Report how many lines of these entries hold the string "color"; reply with the number alone.

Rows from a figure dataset
_____

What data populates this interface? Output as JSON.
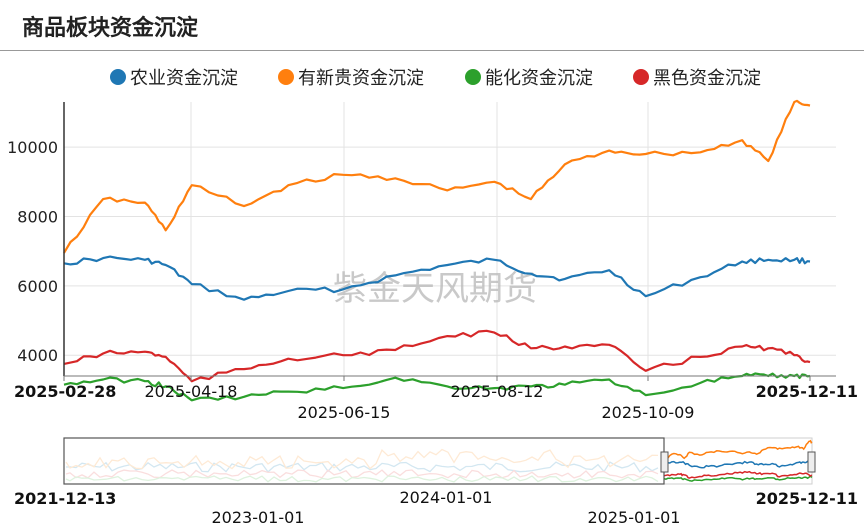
{
  "title": "商品板块资金沉淀",
  "watermark": "紫金天风期货",
  "legend": [
    {
      "name": "农业资金沉淀",
      "color": "#1f77b4"
    },
    {
      "name": "有新贵资金沉淀",
      "color": "#ff7f0e"
    },
    {
      "name": "能化资金沉淀",
      "color": "#2ca02c"
    },
    {
      "name": "黑色资金沉淀",
      "color": "#d62728"
    }
  ],
  "chart_data": {
    "type": "line",
    "title": "商品板块资金沉淀",
    "x_start": "2025-02-28",
    "x_end": "2025-12-11",
    "ylim": [
      3400,
      11300
    ],
    "y_ticks": [
      "4000",
      "6000",
      "8000",
      "10000"
    ],
    "x_ticks": [
      {
        "label": "2025-02-28",
        "bold": true,
        "row": 1
      },
      {
        "label": "2025-04-18",
        "bold": false,
        "row": 1
      },
      {
        "label": "2025-06-15",
        "bold": false,
        "row": 2
      },
      {
        "label": "2025-08-12",
        "bold": false,
        "row": 1
      },
      {
        "label": "2025-10-09",
        "bold": false,
        "row": 2
      },
      {
        "label": "2025-12-11",
        "bold": true,
        "row": 1
      }
    ],
    "x": [
      "2025-02-28",
      "2025-03-15",
      "2025-03-31",
      "2025-04-08",
      "2025-04-18",
      "2025-05-08",
      "2025-05-25",
      "2025-06-15",
      "2025-07-05",
      "2025-07-25",
      "2025-08-12",
      "2025-08-26",
      "2025-09-08",
      "2025-09-25",
      "2025-10-09",
      "2025-10-30",
      "2025-11-15",
      "2025-11-25",
      "2025-12-05",
      "2025-12-11"
    ],
    "series": [
      {
        "name": "农业资金沉淀",
        "color": "#1f77b4",
        "values": [
          6650,
          6800,
          6750,
          6600,
          6050,
          5600,
          5850,
          5900,
          6300,
          6600,
          6750,
          6350,
          6200,
          6450,
          5700,
          6250,
          6700,
          6750,
          6750,
          6700
        ]
      },
      {
        "name": "有新贵资金沉淀",
        "color": "#ff7f0e",
        "values": [
          6950,
          8500,
          8400,
          7600,
          8900,
          8300,
          8900,
          9200,
          9100,
          8750,
          9000,
          8500,
          9500,
          9900,
          9800,
          9850,
          10200,
          9600,
          11300,
          11200
        ]
      },
      {
        "name": "能化资金沉淀",
        "color": "#2ca02c",
        "values": [
          3150,
          3300,
          3250,
          3100,
          2700,
          2800,
          2950,
          3050,
          3350,
          3100,
          3050,
          3100,
          3150,
          3300,
          2850,
          3200,
          3400,
          3400,
          3400,
          3400
        ]
      },
      {
        "name": "黑色资金沉淀",
        "color": "#d62728",
        "values": [
          3750,
          4050,
          4100,
          3950,
          3250,
          3600,
          3900,
          4000,
          4150,
          4550,
          4650,
          4200,
          4250,
          4300,
          3550,
          3950,
          4250,
          4200,
          4000,
          3800
        ]
      }
    ],
    "navigator": {
      "start_label": "2021-12-13",
      "end_label": "2025-12-11",
      "ticks": [
        "2023-01-01",
        "2024-01-01",
        "2025-01-01"
      ]
    }
  }
}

_____

▶ Response to the task:
8